**WHAT IS REQUIRED**
Please write out the material below exactly as given.

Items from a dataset

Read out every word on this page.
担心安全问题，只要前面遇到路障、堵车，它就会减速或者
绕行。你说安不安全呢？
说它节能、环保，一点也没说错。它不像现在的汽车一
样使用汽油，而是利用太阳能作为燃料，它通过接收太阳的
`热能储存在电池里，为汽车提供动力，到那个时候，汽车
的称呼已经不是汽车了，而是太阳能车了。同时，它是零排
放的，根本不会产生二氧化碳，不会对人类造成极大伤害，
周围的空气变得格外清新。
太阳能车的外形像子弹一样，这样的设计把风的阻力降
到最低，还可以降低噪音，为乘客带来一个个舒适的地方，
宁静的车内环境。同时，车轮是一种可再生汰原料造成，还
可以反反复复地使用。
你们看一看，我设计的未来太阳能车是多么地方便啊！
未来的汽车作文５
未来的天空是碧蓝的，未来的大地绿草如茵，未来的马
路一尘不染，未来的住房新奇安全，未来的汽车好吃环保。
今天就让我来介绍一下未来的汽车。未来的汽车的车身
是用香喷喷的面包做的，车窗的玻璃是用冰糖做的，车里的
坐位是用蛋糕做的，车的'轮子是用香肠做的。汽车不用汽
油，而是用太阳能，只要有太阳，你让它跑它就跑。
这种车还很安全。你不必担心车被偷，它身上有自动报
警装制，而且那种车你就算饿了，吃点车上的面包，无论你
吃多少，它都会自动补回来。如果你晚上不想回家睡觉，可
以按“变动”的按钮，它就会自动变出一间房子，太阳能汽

**RESPONSE TO THIS TASK**
Read out every word on this page.
担心安全问题，只要前面遇到路障、堵车，它就会减速或者
绕行。你说安不安全呢？
说它节能、环保，一点也没说错。它不像现在的汽车一
样使用汽油，而是利用太阳能作为燃料，它通过接收太阳的
`热能储存在电池里，为汽车提供动力，到那个时候，汽车
的称呼已经不是汽车了，而是太阳能车了。同时，它是零排
放的，根本不会产生二氧化碳，不会对人类造成极大伤害，
周围的空气变得格外清新。
太阳能车的外形像子弹一样，这样的设计把风的阻力降
到最低，还可以降低噪音，为乘客带来一个个舒适的地方，
宁静的车内环境。同时，车轮是一种可再生汰原料造成，还
可以反反复复地使用。
你们看一看，我设计的未来太阳能车是多么地方便啊！
未来的汽车作文５
未来的天空是碧蓝的，未来的大地绿草如茵，未来的马
路一尘不染，未来的住房新奇安全，未来的汽车好吃环保。
今天就让我来介绍一下未来的汽车。未来的汽车的车身
是用香喷喷的面包做的，车窗的玻璃是用冰糖做的，车里的
坐位是用蛋糕做的，车的'轮子是用香肠做的。汽车不用汽
油，而是用太阳能，只要有太阳，你让它跑它就跑。
这种车还很安全。你不必担心车被偷，它身上有自动报
警装制，而且那种车你就算饿了，吃点车上的面包，无论你
吃多少，它都会自动补回来。如果你晚上不想回家睡觉，可
以按“变动”的按钮，它就会自动变出一间房子，太阳能汽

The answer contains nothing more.